• [WHAT NEEDS TO BE DONE]
Quote every line of the data below as it stands, omitting pictures.
Start of RECORDED DATA
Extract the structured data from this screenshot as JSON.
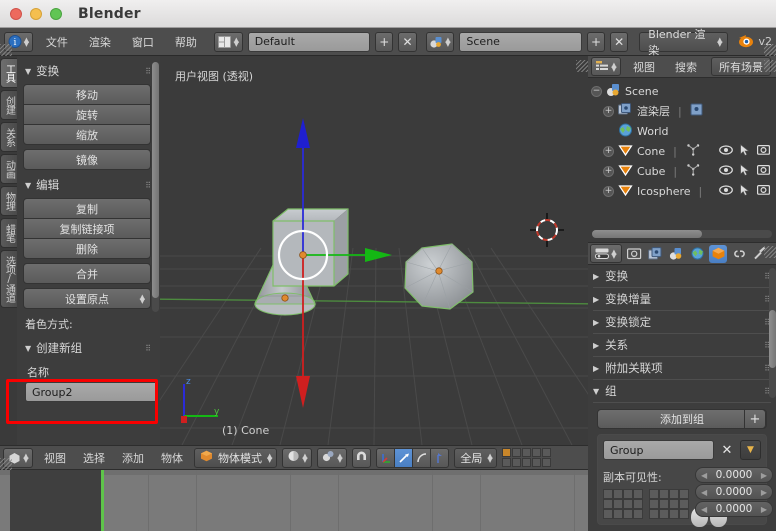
{
  "window": {
    "app_title": "Blender",
    "traffic_lights": [
      "close-red",
      "minimize-yellow",
      "maximize-green"
    ]
  },
  "top_header": {
    "info_editor_icon": "info-editor-icon",
    "menus": [
      "文件",
      "渲染",
      "窗口",
      "帮助"
    ],
    "screen_layout_icon": "screen-layout-icon",
    "screen_layout_value": "Default",
    "screen_add_label": "+",
    "screen_delete_label": "✕",
    "scene_icon": "scene-icon",
    "scene_value": "Scene",
    "scene_add_label": "+",
    "scene_delete_label": "✕",
    "render_engine_value": "Blender 渲染",
    "blender_logo_icon": "blender-logo-icon",
    "version_text": "v2"
  },
  "tool_shelf": {
    "vertical_tabs": [
      {
        "label": "工具",
        "active": true
      },
      {
        "label": "创建",
        "active": false
      },
      {
        "label": "关系",
        "active": false
      },
      {
        "label": "动画",
        "active": false
      },
      {
        "label": "物理",
        "active": false
      },
      {
        "label": "蜡笔",
        "active": false
      },
      {
        "label": "选项/通道",
        "active": false
      }
    ],
    "transform_panel": {
      "title": "变换",
      "buttons": [
        "移动",
        "旋转",
        "缩放",
        "镜像"
      ]
    },
    "edit_panel": {
      "title": "编辑",
      "buttons": [
        "复制",
        "复制链接项",
        "删除",
        "合并"
      ],
      "set_origin_label": "设置原点",
      "shading_label": "着色方式:"
    },
    "create_group_panel": {
      "title": "创建新组",
      "name_label": "名称",
      "name_value": "Group2",
      "highlight_color": "#f90000"
    }
  },
  "viewport": {
    "view_label": "用户视图 (透视)",
    "active_object_label": "(1) Cone",
    "axis_gizmo": {
      "z": "z",
      "y": "y"
    },
    "objects": [
      "Cone",
      "Cube",
      "Icosphere"
    ]
  },
  "viewport_footer": {
    "editor_icon": "3d-view-editor-icon",
    "menus": [
      "视图",
      "选择",
      "添加",
      "物体"
    ],
    "mode_icon": "object-mode-icon",
    "mode_value": "物体模式",
    "viewport_shading_icon": "solid-shading-icon",
    "pivot_icon": "pivot-point-icon",
    "snap_icon": "snap-magnet-icon",
    "manipulators": [
      {
        "name": "translate-manipulator-icon",
        "active": false
      },
      {
        "name": "rotate-manipulator-icon",
        "active": true
      },
      {
        "name": "scale-manipulator-icon",
        "active": false
      },
      {
        "name": "manipulator-handle-icon",
        "active": false
      }
    ],
    "orientation_value": "全局"
  },
  "outliner": {
    "editor_icon": "outliner-editor-icon",
    "menus": [
      "视图",
      "搜索"
    ],
    "display_mode": "所有场景",
    "rows": [
      {
        "label": "Scene",
        "icon": "scene-icon",
        "indent": 0,
        "expander": "−",
        "eye": false,
        "cursor": false,
        "camera": false
      },
      {
        "label": "渲染层",
        "icon": "renderlayer-icon",
        "indent": 1,
        "expander": "+",
        "eye": false,
        "cursor": false,
        "camera": false
      },
      {
        "label": "World",
        "icon": "world-icon",
        "indent": 1,
        "expander": "",
        "eye": false,
        "cursor": false,
        "camera": false
      },
      {
        "label": "Cone",
        "icon": "mesh-object-icon",
        "indent": 1,
        "expander": "+",
        "eye": true,
        "cursor": true,
        "camera": true
      },
      {
        "label": "Cube",
        "icon": "mesh-object-icon",
        "indent": 1,
        "expander": "+",
        "eye": true,
        "cursor": true,
        "camera": true
      },
      {
        "label": "Icosphere",
        "icon": "mesh-object-icon",
        "indent": 1,
        "expander": "+",
        "eye": true,
        "cursor": true,
        "camera": true
      }
    ]
  },
  "properties": {
    "editor_icon": "properties-editor-icon",
    "tabs": [
      {
        "name": "render-tab-icon",
        "selected": false
      },
      {
        "name": "render-layers-tab-icon",
        "selected": false
      },
      {
        "name": "scene-tab-icon",
        "selected": false
      },
      {
        "name": "world-tab-icon",
        "selected": false
      },
      {
        "name": "object-tab-icon",
        "selected": true
      },
      {
        "name": "constraints-tab-icon",
        "selected": false
      },
      {
        "name": "modifiers-tab-icon",
        "selected": false
      }
    ],
    "sections": [
      {
        "label": "变换",
        "open": false
      },
      {
        "label": "变换增量",
        "open": false
      },
      {
        "label": "变换锁定",
        "open": false
      },
      {
        "label": "关系",
        "open": false
      },
      {
        "label": "附加关联项",
        "open": false
      },
      {
        "label": "组",
        "open": true
      }
    ],
    "groups": {
      "add_to_group_label": "添加到组",
      "add_icon": "plus-icon",
      "group_name": "Group",
      "remove_icon": "x-icon",
      "dropdown_icon": "chevron-down-icon",
      "dupli_visibility_label": "副本可见性:",
      "values": [
        "0.0000",
        "0.0000",
        "0.0000"
      ]
    }
  }
}
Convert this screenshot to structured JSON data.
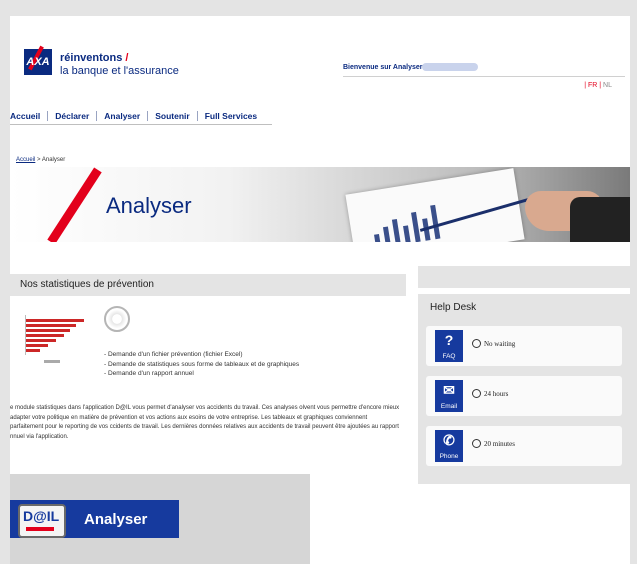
{
  "brand": {
    "logo_text": "AXA",
    "tagline_line1": "réinventons",
    "tagline_slash": "/",
    "tagline_line2": "la banque et l'assurance"
  },
  "header": {
    "welcome": "Bienvenue sur Analyser",
    "lang_fr": "| FR |",
    "lang_nl": "NL"
  },
  "nav": {
    "items": [
      "Accueil",
      "Déclarer",
      "Analyser",
      "Soutenir",
      "Full Services"
    ]
  },
  "breadcrumb": {
    "home": "Accueil",
    "separator": " > ",
    "current": "Analyser"
  },
  "banner": {
    "title": "Analyser"
  },
  "stats": {
    "heading": "Nos statistiques de prévention",
    "list": [
      "- Demande d'un fichier prévention (fichier Excel)",
      "- Demande de statistiques sous forme de tableaux et de graphiques",
      "- Demande d'un rapport annuel"
    ],
    "paragraph": "e module statistiques dans l'application D@IL vous permet d'analyser vos accidents du travail. Ces analyses olvent vous permettre d'encore mieux adapter votre politique en matière de prévention et vos actions aux esoins de votre entreprise. Les tableaux et graphiques conviennent parfaitement pour le reporting de vos ccidents de travail. Les dernières données relatives aux accidents de travail peuvent être ajoutées au rapport nnuel via l'application."
  },
  "cta": {
    "badge": "D@IL",
    "button_label": "Analyser"
  },
  "helpdesk": {
    "heading": "Help Desk",
    "items": [
      {
        "icon": "question-icon",
        "glyph": "?",
        "label": "FAQ",
        "value": "No waiting"
      },
      {
        "icon": "email-icon",
        "glyph": "✉",
        "label": "Email",
        "value": "24 hours"
      },
      {
        "icon": "phone-icon",
        "glyph": "✆",
        "label": "Phone",
        "value": "20 minutes"
      }
    ]
  },
  "colors": {
    "brand_blue": "#0a2a80",
    "accent_red": "#e3001b",
    "button_blue": "#163a9e",
    "panel_gray": "#e4e4e4"
  }
}
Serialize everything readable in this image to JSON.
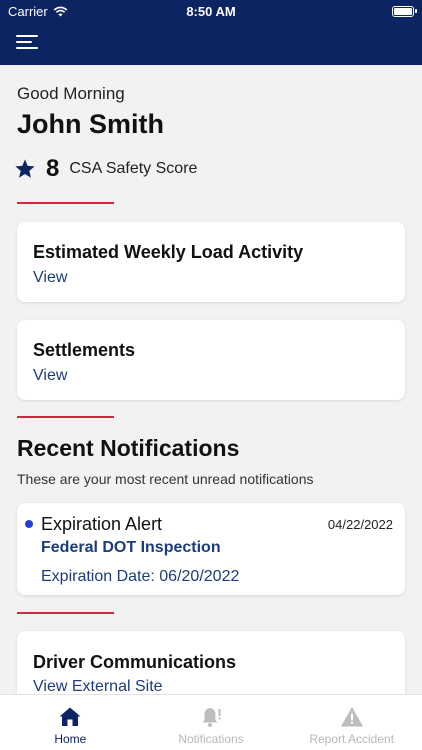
End of RECORDED DATA
• [ANSWER IN FULL]
Extract the structured data from this screenshot as JSON.
{
  "window": {
    "app_title": "Blender",
    "traffic_lights": [
      "close-red",
      "minimize-yellow",
      "maximize-green"
    ]
  },
  "top_header": {
    "info_editor_icon": "info-editor-icon",
    "menus": [
      "文件",
      "渲染",
      "窗口",
      "帮助"
    ],
    "screen_layout_icon": "screen-layout-icon",
    "screen_layout_value": "Default",
    "screen_add_label": "+",
    "screen_delete_label": "✕",
    "scene_icon": "scene-icon",
    "scene_value": "Scene",
    "scene_add_label": "+",
    "scene_delete_label": "✕",
    "render_engine_value": "Blender 渲染",
    "blender_logo_icon": "blender-logo-icon",
    "version_text": "v2"
  },
  "tool_shelf": {
    "vertical_tabs": [
      {
        "label": "工具",
        "active": true
      },
      {
        "label": "创建",
        "active": false
      },
      {
        "label": "关系",
        "active": false
      },
      {
        "label": "动画",
        "active": false
      },
      {
        "label": "物理",
        "active": false
      },
      {
        "label": "蜡笔",
        "active": false
      },
      {
        "label": "选项/通道",
        "active": false
      }
    ],
    "transform_panel": {
      "title": "变换",
      "buttons": [
        "移动",
        "旋转",
        "缩放",
        "镜像"
      ]
    },
    "edit_panel": {
      "title": "编辑",
      "buttons": [
        "复制",
        "复制链接项",
        "删除",
        "合并"
      ],
      "set_origin_label": "设置原点",
      "shading_label": "着色方式:"
    },
    "create_group_panel": {
      "title": "创建新组",
      "name_label": "名称",
      "name_value": "Group2",
      "highlight_color": "#f90000"
    }
  },
  "viewport": {
    "view_label": "用户视图 (透视)",
    "active_object_label": "(1) Cone",
    "axis_gizmo": {
      "z": "z",
      "y": "y"
    },
    "objects": [
      "Cone",
      "Cube",
      "Icosphere"
    ]
  },
  "viewport_footer": {
    "editor_icon": "3d-view-editor-icon",
    "menus": [
      "视图",
      "选择",
      "添加",
      "物体"
    ],
    "mode_icon": "object-mode-icon",
    "mode_value": "物体模式",
    "viewport_shading_icon": "solid-shading-icon",
    "pivot_icon": "pivot-point-icon",
    "snap_icon": "snap-magnet-icon",
    "manipulators": [
      {
        "name": "translate-manipulator-icon",
        "active": false
      },
      {
        "name": "rotate-manipulator-icon",
        "active": true
      },
      {
        "name": "scale-manipulator-icon",
        "active": false
      },
      {
        "name": "manipulator-handle-icon",
        "active": false
      }
    ],
    "orientation_value": "全局"
  },
  "outliner": {
    "editor_icon": "outliner-editor-icon",
    "menus": [
      "视图",
      "搜索"
    ],
    "display_mode": "所有场景",
    "rows": [
      {
        "label": "Scene",
        "icon": "scene-icon",
        "indent": 0,
        "expander": "−",
        "eye": false,
        "cursor": false,
        "camera": false
      },
      {
        "label": "渲染层",
        "icon": "renderlayer-icon",
        "indent": 1,
        "expander": "+",
        "eye": false,
        "cursor": false,
        "camera": false
      },
      {
        "label": "World",
        "icon": "world-icon",
        "indent": 1,
        "expander": "",
        "eye": false,
        "cursor": false,
        "camera": false
      },
      {
        "label": "Cone",
        "icon": "mesh-object-icon",
        "indent": 1,
        "expander": "+",
        "eye": true,
        "cursor": true,
        "camera": true
      },
      {
        "label": "Cube",
        "icon": "mesh-object-icon",
        "indent": 1,
        "expander": "+",
        "eye": true,
        "cursor": true,
        "camera": true
      },
      {
        "label": "Icosphere",
        "icon": "mesh-object-icon",
        "indent": 1,
        "expander": "+",
        "eye": true,
        "cursor": true,
        "camera": true
      }
    ]
  },
  "properties": {
    "editor_icon": "properties-editor-icon",
    "tabs": [
      {
        "name": "render-tab-icon",
        "selected": false
      },
      {
        "name": "render-layers-tab-icon",
        "selected": false
      },
      {
        "name": "scene-tab-icon",
        "selected": false
      },
      {
        "name": "world-tab-icon",
        "selected": false
      },
      {
        "name": "object-tab-icon",
        "selected": true
      },
      {
        "name": "constraints-tab-icon",
        "selected": false
      },
      {
        "name": "modifiers-tab-icon",
        "selected": false
      }
    ],
    "sections": [
      {
        "label": "变换",
        "open": false
      },
      {
        "label": "变换增量",
        "open": false
      },
      {
        "label": "变换锁定",
        "open": false
      },
      {
        "label": "关系",
        "open": false
      },
      {
        "label": "附加关联项",
        "open": false
      },
      {
        "label": "组",
        "open": true
      }
    ],
    "groups": {
      "add_to_group_label": "添加到组",
      "add_icon": "plus-icon",
      "group_name": "Group",
      "remove_icon": "x-icon",
      "dropdown_icon": "chevron-down-icon",
      "dupli_visibility_label": "副本可见性:",
      "values": [
        "0.0000",
        "0.0000",
        "0.0000"
      ]
    }
  }
}
Convert this screenshot to structured JSON data.
{
  "brand": {
    "logo_text": "AXA",
    "tagline_line1": "réinventons",
    "tagline_slash": "/",
    "tagline_line2": "la banque et l'assurance"
  },
  "header": {
    "welcome": "Bienvenue sur Analyser",
    "lang_fr": "| FR |",
    "lang_nl": "NL"
  },
  "nav": {
    "items": [
      "Accueil",
      "Déclarer",
      "Analyser",
      "Soutenir",
      "Full Services"
    ]
  },
  "breadcrumb": {
    "home": "Accueil",
    "separator": " > ",
    "current": "Analyser"
  },
  "banner": {
    "title": "Analyser"
  },
  "stats": {
    "heading": "Nos statistiques de prévention",
    "list": [
      "- Demande d'un fichier prévention (fichier Excel)",
      "- Demande de statistiques sous forme de tableaux et de graphiques",
      "- Demande d'un rapport annuel"
    ],
    "paragraph": "e module statistiques dans l'application D@IL vous permet d'analyser vos accidents du travail. Ces analyses olvent vous permettre d'encore mieux adapter votre politique en matière de prévention et vos actions aux esoins de votre entreprise. Les tableaux et graphiques conviennent parfaitement pour le reporting de vos ccidents de travail. Les dernières données relatives aux accidents de travail peuvent être ajoutées au rapport nnuel via l'application."
  },
  "cta": {
    "badge": "D@IL",
    "button_label": "Analyser"
  },
  "helpdesk": {
    "heading": "Help Desk",
    "items": [
      {
        "icon": "question-icon",
        "glyph": "?",
        "label": "FAQ",
        "value": "No waiting"
      },
      {
        "icon": "email-icon",
        "glyph": "✉",
        "label": "Email",
        "value": "24 hours"
      },
      {
        "icon": "phone-icon",
        "glyph": "✆",
        "label": "Phone",
        "value": "20 minutes"
      }
    ]
  },
  "colors": {
    "brand_blue": "#0a2a80",
    "accent_red": "#e3001b",
    "button_blue": "#163a9e",
    "panel_gray": "#e4e4e4"
  }
}
Serialize everything readable in this image to JSON.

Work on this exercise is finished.